Set task :: Restate the entries below verbatim.

Extracted data entries ::
>>>>>

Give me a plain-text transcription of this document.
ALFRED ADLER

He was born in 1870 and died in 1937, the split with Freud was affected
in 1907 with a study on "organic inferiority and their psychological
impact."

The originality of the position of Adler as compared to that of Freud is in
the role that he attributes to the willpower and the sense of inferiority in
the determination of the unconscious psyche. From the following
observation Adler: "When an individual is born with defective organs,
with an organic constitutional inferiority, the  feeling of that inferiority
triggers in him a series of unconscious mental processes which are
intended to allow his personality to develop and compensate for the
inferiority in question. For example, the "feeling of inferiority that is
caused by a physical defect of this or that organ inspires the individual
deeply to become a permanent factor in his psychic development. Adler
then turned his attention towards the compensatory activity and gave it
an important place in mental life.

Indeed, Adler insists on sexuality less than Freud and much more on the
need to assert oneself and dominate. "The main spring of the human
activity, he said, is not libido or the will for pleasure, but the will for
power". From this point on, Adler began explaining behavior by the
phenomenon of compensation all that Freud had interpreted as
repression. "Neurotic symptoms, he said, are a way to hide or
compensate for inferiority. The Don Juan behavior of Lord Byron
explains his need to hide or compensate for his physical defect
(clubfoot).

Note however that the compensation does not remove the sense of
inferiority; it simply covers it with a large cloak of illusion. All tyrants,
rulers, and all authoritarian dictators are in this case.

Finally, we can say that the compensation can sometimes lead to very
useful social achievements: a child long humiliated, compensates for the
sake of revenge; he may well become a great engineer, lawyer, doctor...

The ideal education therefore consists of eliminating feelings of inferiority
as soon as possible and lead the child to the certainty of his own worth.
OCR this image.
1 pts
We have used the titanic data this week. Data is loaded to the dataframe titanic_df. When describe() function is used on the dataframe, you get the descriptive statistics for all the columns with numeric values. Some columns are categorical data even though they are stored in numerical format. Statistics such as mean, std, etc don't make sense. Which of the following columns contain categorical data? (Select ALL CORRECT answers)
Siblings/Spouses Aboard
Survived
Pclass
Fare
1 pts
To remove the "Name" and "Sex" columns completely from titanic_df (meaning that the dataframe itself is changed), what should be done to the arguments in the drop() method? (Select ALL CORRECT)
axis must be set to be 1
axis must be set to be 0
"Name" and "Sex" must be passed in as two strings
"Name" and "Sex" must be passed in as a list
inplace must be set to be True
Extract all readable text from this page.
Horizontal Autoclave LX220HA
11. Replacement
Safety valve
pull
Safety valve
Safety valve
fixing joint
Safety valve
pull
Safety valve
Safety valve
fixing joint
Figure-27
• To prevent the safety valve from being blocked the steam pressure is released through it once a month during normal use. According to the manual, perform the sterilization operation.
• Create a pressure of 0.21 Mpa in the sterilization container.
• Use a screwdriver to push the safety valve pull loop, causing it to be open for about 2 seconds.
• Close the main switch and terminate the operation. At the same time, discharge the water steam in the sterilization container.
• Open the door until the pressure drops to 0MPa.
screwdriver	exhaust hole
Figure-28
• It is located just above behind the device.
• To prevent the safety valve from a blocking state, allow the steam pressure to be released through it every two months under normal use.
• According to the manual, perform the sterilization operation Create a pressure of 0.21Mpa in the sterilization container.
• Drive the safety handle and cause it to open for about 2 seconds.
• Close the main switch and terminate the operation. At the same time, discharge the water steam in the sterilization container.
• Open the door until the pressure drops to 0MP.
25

<<<<<

Task answer ::
Give me a plain-text transcription of this document.
ALFRED ADLER

He was born in 1870 and died in 1937, the split with Freud was affected
in 1907 with a study on "organic inferiority and their psychological
impact."

The originality of the position of Adler as compared to that of Freud is in
the role that he attributes to the willpower and the sense of inferiority in
the determination of the unconscious psyche. From the following
observation Adler: "When an individual is born with defective organs,
with an organic constitutional inferiority, the  feeling of that inferiority
triggers in him a series of unconscious mental processes which are
intended to allow his personality to develop and compensate for the
inferiority in question. For example, the "feeling of inferiority that is
caused by a physical defect of this or that organ inspires the individual
deeply to become a permanent factor in his psychic development. Adler
then turned his attention towards the compensatory activity and gave it
an important place in mental life.

Indeed, Adler insists on sexuality less than Freud and much more on the
need to assert oneself and dominate. "The main spring of the human
activity, he said, is not libido or the will for pleasure, but the will for
power". From this point on, Adler began explaining behavior by the
phenomenon of compensation all that Freud had interpreted as
repression. "Neurotic symptoms, he said, are a way to hide or
compensate for inferiority. The Don Juan behavior of Lord Byron
explains his need to hide or compensate for his physical defect
(clubfoot).

Note however that the compensation does not remove the sense of
inferiority; it simply covers it with a large cloak of illusion. All tyrants,
rulers, and all authoritarian dictators are in this case.

Finally, we can say that the compensation can sometimes lead to very
useful social achievements: a child long humiliated, compensates for the
sake of revenge; he may well become a great engineer, lawyer, doctor...

The ideal education therefore consists of eliminating feelings of inferiority
as soon as possible and lead the child to the certainty of his own worth.
OCR this image.
1 pts
We have used the titanic data this week. Data is loaded to the dataframe titanic_df. When describe() function is used on the dataframe, you get the descriptive statistics for all the columns with numeric values. Some columns are categorical data even though they are stored in numerical format. Statistics such as mean, std, etc don't make sense. Which of the following columns contain categorical data? (Select ALL CORRECT answers)
Siblings/Spouses Aboard
Survived
Pclass
Fare
1 pts
To remove the "Name" and "Sex" columns completely from titanic_df (meaning that the dataframe itself is changed), what should be done to the arguments in the drop() method? (Select ALL CORRECT)
axis must be set to be 1
axis must be set to be 0
"Name" and "Sex" must be passed in as two strings
"Name" and "Sex" must be passed in as a list
inplace must be set to be True
Extract all readable text from this page.
Horizontal Autoclave LX220HA
11. Replacement
Safety valve
pull
Safety valve
Safety valve
fixing joint
Safety valve
pull
Safety valve
Safety valve
fixing joint
Figure-27
• To prevent the safety valve from being blocked the steam pressure is released through it once a month during normal use. According to the manual, perform the sterilization operation.
• Create a pressure of 0.21 Mpa in the sterilization container.
• Use a screwdriver to push the safety valve pull loop, causing it to be open for about 2 seconds.
• Close the main switch and terminate the operation. At the same time, discharge the water steam in the sterilization container.
• Open the door until the pressure drops to 0MPa.
screwdriver	exhaust hole
Figure-28
• It is located just above behind the device.
• To prevent the safety valve from a blocking state, allow the steam pressure to be released through it every two months under normal use.
• According to the manual, perform the sterilization operation Create a pressure of 0.21Mpa in the sterilization container.
• Drive the safety handle and cause it to open for about 2 seconds.
• Close the main switch and terminate the operation. At the same time, discharge the water steam in the sterilization container.
• Open the door until the pressure drops to 0MP.
25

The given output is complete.